=== What this task involves ===
The answer is a single number: how many lines hold the string "label".

****************************************

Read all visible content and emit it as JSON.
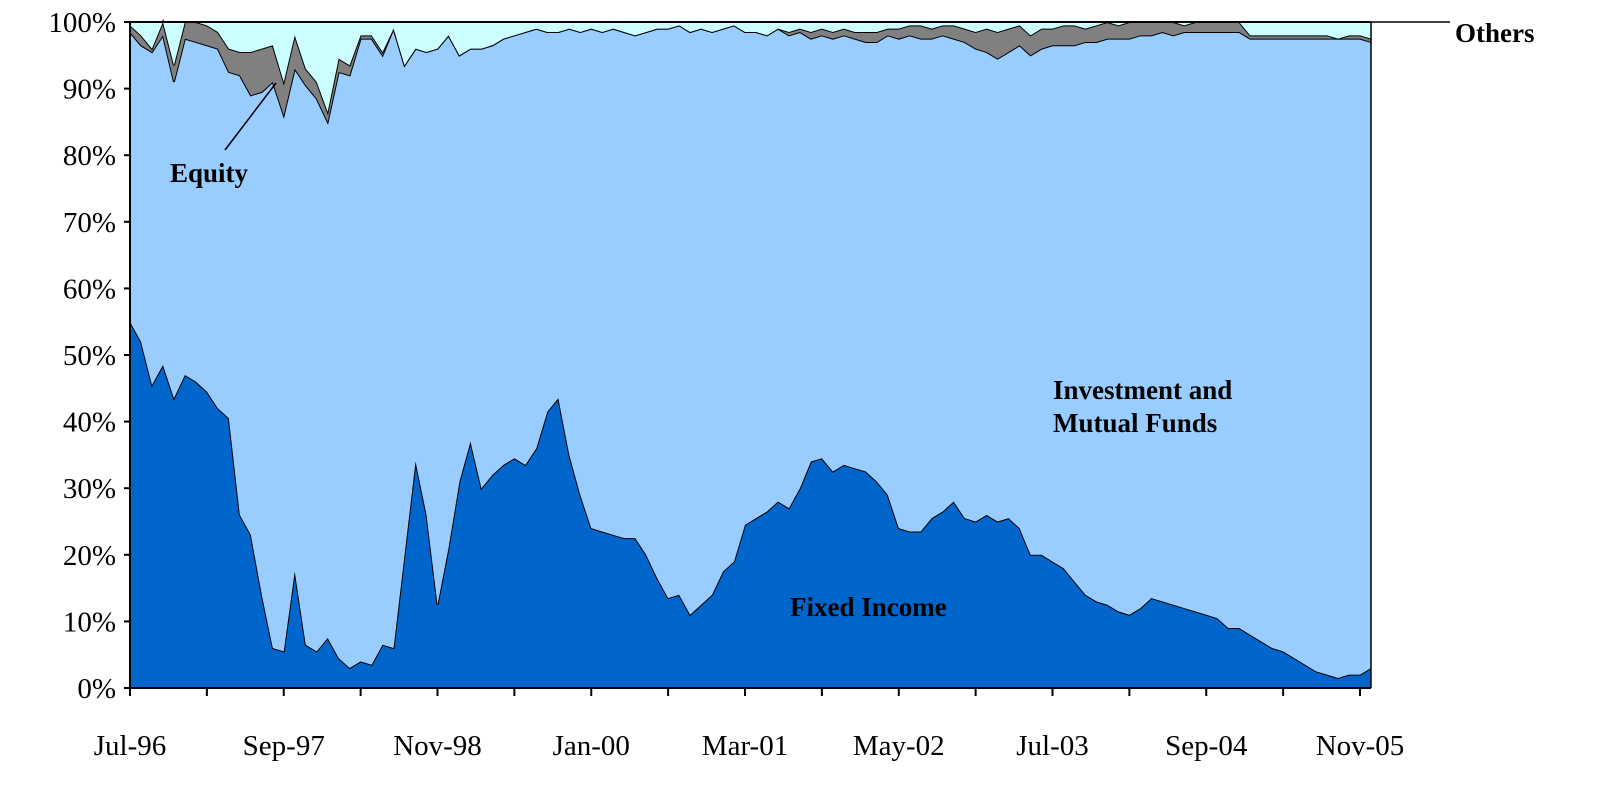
{
  "chart_data": {
    "type": "stacked-area",
    "categories": [
      "Jul-96",
      null,
      null,
      null,
      null,
      null,
      null,
      null,
      null,
      null,
      null,
      null,
      null,
      null,
      "Sep-97",
      null,
      null,
      null,
      null,
      null,
      null,
      null,
      null,
      null,
      null,
      null,
      null,
      null,
      "Nov-98",
      null,
      null,
      null,
      null,
      null,
      null,
      null,
      null,
      null,
      null,
      null,
      null,
      null,
      "Jan-00",
      null,
      null,
      null,
      null,
      null,
      null,
      null,
      null,
      null,
      null,
      null,
      null,
      null,
      "Mar-01",
      null,
      null,
      null,
      null,
      null,
      null,
      null,
      null,
      null,
      null,
      null,
      null,
      null,
      "May-02",
      null,
      null,
      null,
      null,
      null,
      null,
      null,
      null,
      null,
      null,
      null,
      null,
      null,
      "Jul-03",
      null,
      null,
      null,
      null,
      null,
      null,
      null,
      null,
      null,
      null,
      null,
      null,
      null,
      "Sep-04",
      null,
      null,
      null,
      null,
      null,
      null,
      null,
      null,
      null,
      null,
      null,
      null,
      null,
      "Nov-05",
      null
    ],
    "series": [
      {
        "name": "Fixed Income",
        "color": "#0066cc",
        "values": [
          55,
          52,
          45.5,
          48.5,
          43.5,
          47,
          46,
          44.5,
          42,
          40.5,
          26,
          23,
          14,
          6,
          5.5,
          17.5,
          6.5,
          5.5,
          7.5,
          4.5,
          3,
          4,
          3.5,
          6.5,
          6,
          20,
          34,
          26,
          12.5,
          21,
          31,
          37,
          30,
          32,
          33.5,
          34.5,
          33.5,
          36,
          41.5,
          43.5,
          35,
          29,
          24,
          23.5,
          23,
          22.5,
          22.5,
          20,
          16.5,
          13.5,
          14,
          11,
          12.5,
          14,
          17.5,
          19,
          24.5,
          25.5,
          26.5,
          28,
          27,
          30,
          34,
          34.5,
          32.5,
          33.5,
          33,
          32.5,
          31,
          29,
          24,
          23.5,
          23.5,
          25.5,
          26.5,
          28,
          25.5,
          25,
          26,
          25,
          25.5,
          24,
          20,
          20,
          19,
          18,
          16,
          14,
          13,
          12.5,
          11.5,
          11,
          12,
          13.5,
          13,
          12.5,
          12,
          11.5,
          11,
          10.5,
          9,
          9,
          8,
          7,
          6,
          5.5,
          4.5,
          3.5,
          2.5,
          2,
          1.5,
          2,
          2,
          3
        ]
      },
      {
        "name": "Investment and Mutual Funds",
        "color": "#99ccff",
        "values": [
          43.5,
          44.5,
          50,
          49.5,
          47.5,
          50.5,
          51,
          52,
          54,
          52,
          66,
          66,
          75.5,
          85,
          80.5,
          75.5,
          84,
          83,
          77.5,
          88,
          89,
          93.5,
          94,
          88.5,
          93,
          73.5,
          62,
          69.5,
          83.5,
          77,
          64,
          59,
          66,
          64.5,
          64,
          63.5,
          65,
          63,
          57,
          55,
          64,
          69.5,
          75,
          75,
          76,
          76,
          75.5,
          78.5,
          82.5,
          85.5,
          85.5,
          87.5,
          86.5,
          84.5,
          81.5,
          80.5,
          74,
          73,
          71.5,
          71,
          71,
          68.5,
          63.5,
          63.5,
          65,
          64.5,
          64.5,
          64.5,
          66,
          69,
          73.5,
          74.5,
          74,
          72,
          71.5,
          69.5,
          71.5,
          71,
          69.5,
          69.5,
          70,
          72.5,
          75,
          76,
          77.5,
          78.5,
          80.5,
          83,
          84,
          85,
          86,
          86.5,
          86,
          84.5,
          85.5,
          85.5,
          86.5,
          87,
          87.5,
          88,
          89.5,
          89.5,
          89.5,
          90.5,
          91.5,
          92,
          93,
          94,
          95,
          95.5,
          96,
          95.5,
          95.5,
          94
        ]
      },
      {
        "name": "Equity",
        "color": "#808080",
        "values": [
          1,
          1.5,
          0.5,
          2,
          2.5,
          2.5,
          3,
          3,
          2.5,
          3.5,
          3.5,
          6.5,
          6.5,
          5.5,
          5,
          5,
          2.5,
          2.5,
          1.5,
          2,
          1.5,
          0.5,
          0.5,
          0.5,
          0,
          0,
          0,
          0,
          0,
          0,
          0,
          0,
          0,
          0,
          0,
          0,
          0,
          0,
          0,
          0,
          0,
          0,
          0,
          0,
          0,
          0,
          0,
          0,
          0,
          0,
          0,
          0,
          0,
          0,
          0,
          0,
          0,
          0,
          0,
          0,
          0.5,
          0.5,
          1,
          1,
          1,
          1,
          1,
          1.5,
          1.5,
          1,
          1.5,
          1.5,
          2,
          1.5,
          1.5,
          2,
          2,
          2.5,
          3.5,
          4,
          3.5,
          3,
          3,
          3,
          2.5,
          3,
          3,
          2,
          2.5,
          2.5,
          2,
          2.5,
          2,
          2,
          1.5,
          2,
          1,
          1.5,
          1.5,
          1.5,
          1.5,
          1.5,
          0.5,
          0.5,
          0.5,
          0.5,
          0.5,
          0.5,
          0.5,
          0.5,
          0,
          0.5,
          0.5,
          0.5
        ]
      },
      {
        "name": "Others",
        "color": "#ccffff",
        "values": [
          0.5,
          2,
          4,
          0,
          6.5,
          0,
          0,
          0.5,
          1.5,
          4,
          4.5,
          4.5,
          4,
          3.5,
          9,
          2,
          7,
          9,
          13.5,
          5.5,
          6.5,
          2,
          2,
          4.5,
          1,
          6.5,
          4,
          4.5,
          4,
          2,
          5,
          4,
          4,
          3.5,
          2.5,
          2,
          1.5,
          1,
          1.5,
          1.5,
          1,
          1.5,
          1,
          1.5,
          1,
          1.5,
          2,
          1.5,
          1,
          1,
          0.5,
          1.5,
          1,
          1.5,
          1,
          0.5,
          1.5,
          1.5,
          2,
          1,
          1.5,
          1,
          1.5,
          1,
          1.5,
          1,
          1.5,
          1.5,
          1.5,
          1,
          1,
          0.5,
          0.5,
          1,
          0.5,
          0.5,
          1,
          1.5,
          1,
          1.5,
          1,
          0.5,
          2,
          1,
          1,
          0.5,
          0.5,
          1,
          0.5,
          0,
          0.5,
          0,
          0,
          0,
          0,
          0,
          0.5,
          0,
          0,
          0,
          0,
          0,
          2,
          2,
          2,
          2,
          2,
          2,
          2,
          2,
          2.5,
          2,
          2,
          2.5
        ]
      }
    ],
    "ylim": [
      0,
      100
    ],
    "yticks": [
      {
        "value": 0,
        "label": "0%"
      },
      {
        "value": 10,
        "label": "10%"
      },
      {
        "value": 20,
        "label": "20%"
      },
      {
        "value": 30,
        "label": "30%"
      },
      {
        "value": 40,
        "label": "40%"
      },
      {
        "value": 50,
        "label": "50%"
      },
      {
        "value": 60,
        "label": "60%"
      },
      {
        "value": 70,
        "label": "70%"
      },
      {
        "value": 80,
        "label": "80%"
      },
      {
        "value": 90,
        "label": "90%"
      },
      {
        "value": 100,
        "label": "100%"
      }
    ],
    "grid": false
  }
}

****************************************

=== Solution to this exercise ===
11